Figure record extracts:
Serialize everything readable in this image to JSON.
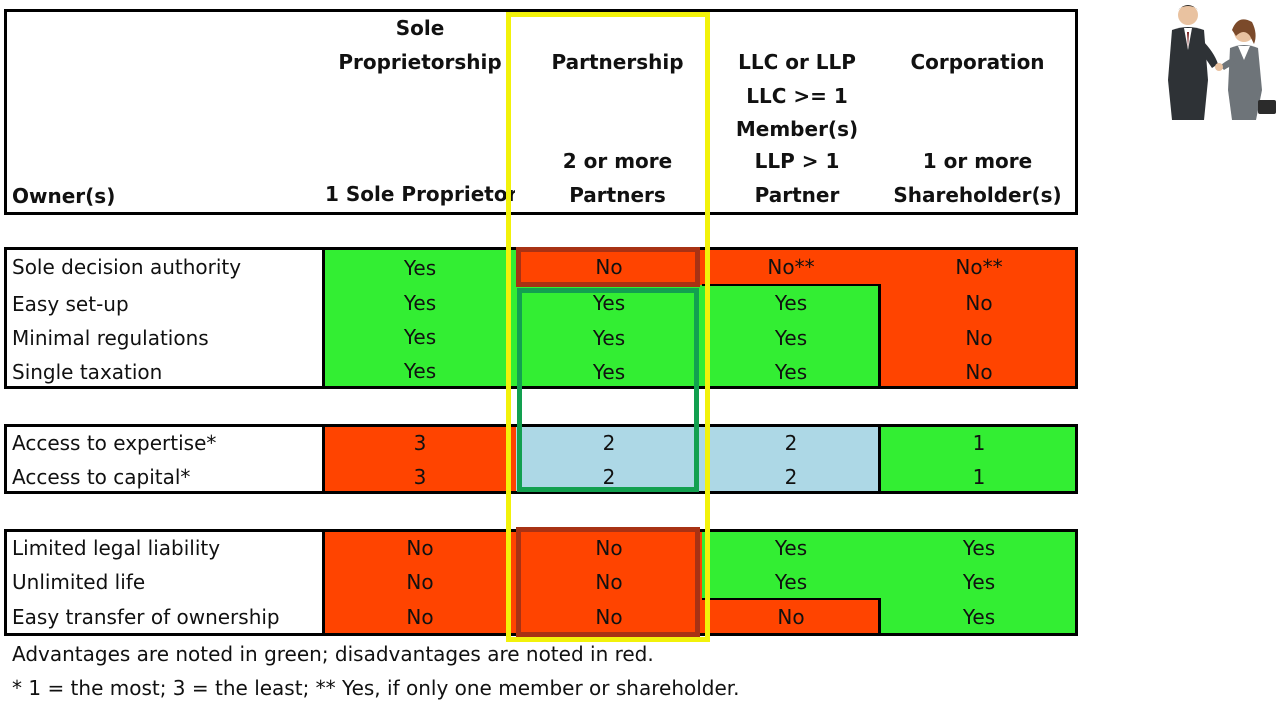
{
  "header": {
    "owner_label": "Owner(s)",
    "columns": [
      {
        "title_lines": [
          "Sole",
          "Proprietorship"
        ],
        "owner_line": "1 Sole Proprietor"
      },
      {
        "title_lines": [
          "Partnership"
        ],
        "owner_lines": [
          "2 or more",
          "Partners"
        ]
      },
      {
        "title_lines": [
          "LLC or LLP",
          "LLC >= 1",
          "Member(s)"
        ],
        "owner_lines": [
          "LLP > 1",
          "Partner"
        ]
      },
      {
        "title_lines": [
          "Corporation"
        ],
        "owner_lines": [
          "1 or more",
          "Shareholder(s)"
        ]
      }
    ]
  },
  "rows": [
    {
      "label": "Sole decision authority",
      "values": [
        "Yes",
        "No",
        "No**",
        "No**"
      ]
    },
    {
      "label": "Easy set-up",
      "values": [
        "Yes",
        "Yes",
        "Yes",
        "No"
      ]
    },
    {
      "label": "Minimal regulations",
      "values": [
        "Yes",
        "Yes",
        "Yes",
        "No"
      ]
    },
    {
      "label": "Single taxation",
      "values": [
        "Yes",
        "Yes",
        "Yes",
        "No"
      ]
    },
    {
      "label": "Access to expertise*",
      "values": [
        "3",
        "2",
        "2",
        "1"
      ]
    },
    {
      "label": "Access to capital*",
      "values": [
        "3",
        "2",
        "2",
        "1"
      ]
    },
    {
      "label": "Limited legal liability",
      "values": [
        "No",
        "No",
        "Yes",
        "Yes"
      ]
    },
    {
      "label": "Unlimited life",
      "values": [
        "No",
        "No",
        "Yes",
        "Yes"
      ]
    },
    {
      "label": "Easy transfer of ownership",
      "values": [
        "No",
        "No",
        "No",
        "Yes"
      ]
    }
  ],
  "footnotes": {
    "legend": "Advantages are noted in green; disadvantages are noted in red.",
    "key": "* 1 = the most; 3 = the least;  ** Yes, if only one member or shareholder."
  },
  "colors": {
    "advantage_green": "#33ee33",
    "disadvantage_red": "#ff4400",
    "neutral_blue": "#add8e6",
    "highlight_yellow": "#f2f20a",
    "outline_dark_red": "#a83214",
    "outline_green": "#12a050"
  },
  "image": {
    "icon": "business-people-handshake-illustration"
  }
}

--

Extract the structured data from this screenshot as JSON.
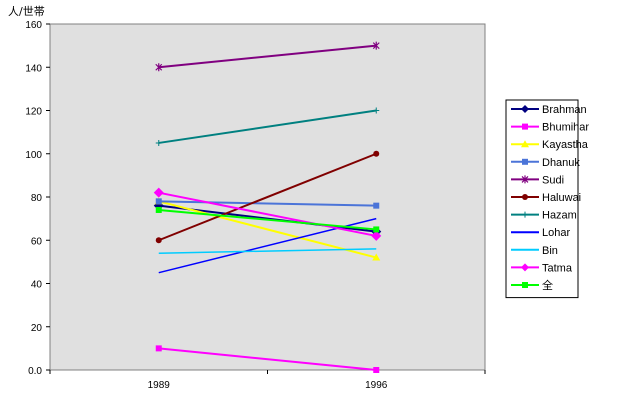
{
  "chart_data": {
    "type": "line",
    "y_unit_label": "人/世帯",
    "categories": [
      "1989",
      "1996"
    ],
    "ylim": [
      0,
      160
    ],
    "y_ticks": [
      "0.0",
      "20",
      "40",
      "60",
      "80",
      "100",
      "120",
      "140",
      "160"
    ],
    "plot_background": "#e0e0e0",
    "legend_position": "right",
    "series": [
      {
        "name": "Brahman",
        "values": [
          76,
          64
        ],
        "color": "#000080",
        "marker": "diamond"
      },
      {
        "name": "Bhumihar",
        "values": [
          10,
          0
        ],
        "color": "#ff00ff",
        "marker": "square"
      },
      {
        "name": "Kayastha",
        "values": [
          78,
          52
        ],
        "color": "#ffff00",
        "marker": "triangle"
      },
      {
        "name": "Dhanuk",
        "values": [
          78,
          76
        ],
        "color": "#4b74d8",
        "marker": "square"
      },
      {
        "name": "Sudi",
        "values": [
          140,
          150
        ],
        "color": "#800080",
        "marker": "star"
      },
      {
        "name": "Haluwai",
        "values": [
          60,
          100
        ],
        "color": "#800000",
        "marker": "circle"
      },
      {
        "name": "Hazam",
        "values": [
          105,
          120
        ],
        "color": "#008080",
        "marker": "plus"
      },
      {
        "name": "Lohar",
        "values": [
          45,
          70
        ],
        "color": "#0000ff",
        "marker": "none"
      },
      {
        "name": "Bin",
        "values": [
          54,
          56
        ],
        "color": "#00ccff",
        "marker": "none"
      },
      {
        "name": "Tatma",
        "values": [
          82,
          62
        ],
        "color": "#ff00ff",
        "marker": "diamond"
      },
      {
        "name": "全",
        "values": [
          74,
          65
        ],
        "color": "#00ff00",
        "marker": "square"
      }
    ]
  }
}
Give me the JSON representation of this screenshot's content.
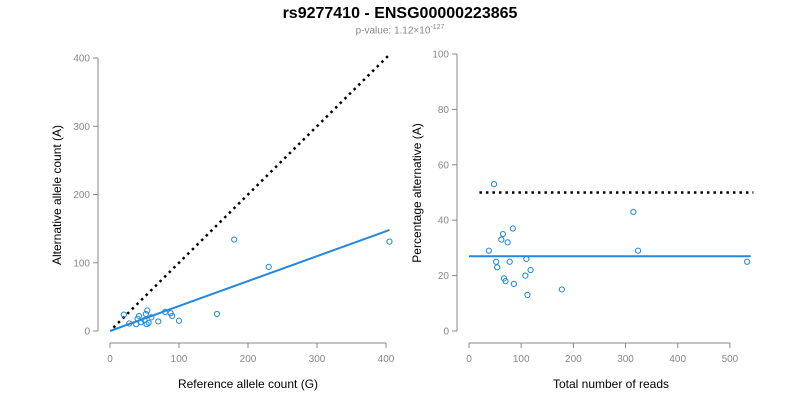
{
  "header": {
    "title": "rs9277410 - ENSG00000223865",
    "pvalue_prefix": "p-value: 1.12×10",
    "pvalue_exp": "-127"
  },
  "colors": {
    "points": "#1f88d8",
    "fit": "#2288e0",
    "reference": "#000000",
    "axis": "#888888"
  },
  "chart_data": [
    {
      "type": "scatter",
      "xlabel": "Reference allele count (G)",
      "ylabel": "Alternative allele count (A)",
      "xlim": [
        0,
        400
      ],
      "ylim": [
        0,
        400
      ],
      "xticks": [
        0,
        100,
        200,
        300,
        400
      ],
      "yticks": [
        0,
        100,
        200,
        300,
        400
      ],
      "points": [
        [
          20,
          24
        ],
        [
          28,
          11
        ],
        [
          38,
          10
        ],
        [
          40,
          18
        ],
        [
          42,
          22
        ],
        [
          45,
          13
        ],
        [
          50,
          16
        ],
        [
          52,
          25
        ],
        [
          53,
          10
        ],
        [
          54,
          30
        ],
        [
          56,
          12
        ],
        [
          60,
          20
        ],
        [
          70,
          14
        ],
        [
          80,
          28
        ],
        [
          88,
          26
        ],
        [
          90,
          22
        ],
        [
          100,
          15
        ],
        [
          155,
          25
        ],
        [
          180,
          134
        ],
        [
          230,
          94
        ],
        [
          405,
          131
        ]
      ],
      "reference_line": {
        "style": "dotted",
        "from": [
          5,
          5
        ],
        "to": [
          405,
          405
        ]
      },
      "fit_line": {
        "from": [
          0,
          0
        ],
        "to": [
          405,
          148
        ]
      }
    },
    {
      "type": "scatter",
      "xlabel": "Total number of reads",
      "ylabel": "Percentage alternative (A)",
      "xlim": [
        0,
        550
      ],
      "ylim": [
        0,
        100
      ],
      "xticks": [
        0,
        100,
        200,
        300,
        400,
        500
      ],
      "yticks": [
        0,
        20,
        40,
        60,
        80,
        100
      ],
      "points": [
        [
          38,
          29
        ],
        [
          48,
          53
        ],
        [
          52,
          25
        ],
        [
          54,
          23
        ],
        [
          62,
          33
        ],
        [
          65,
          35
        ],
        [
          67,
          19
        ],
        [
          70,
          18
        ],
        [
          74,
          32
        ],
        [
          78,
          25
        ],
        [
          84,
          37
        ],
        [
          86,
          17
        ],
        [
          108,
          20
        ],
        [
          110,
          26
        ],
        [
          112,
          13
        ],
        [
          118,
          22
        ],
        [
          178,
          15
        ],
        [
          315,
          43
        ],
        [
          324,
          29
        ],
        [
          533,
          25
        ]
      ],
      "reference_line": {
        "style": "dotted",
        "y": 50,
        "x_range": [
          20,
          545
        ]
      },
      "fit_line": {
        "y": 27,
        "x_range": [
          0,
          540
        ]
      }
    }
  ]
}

### Task to complete
State only the number of lines in these entries that contain "screenshot".

### The reply
2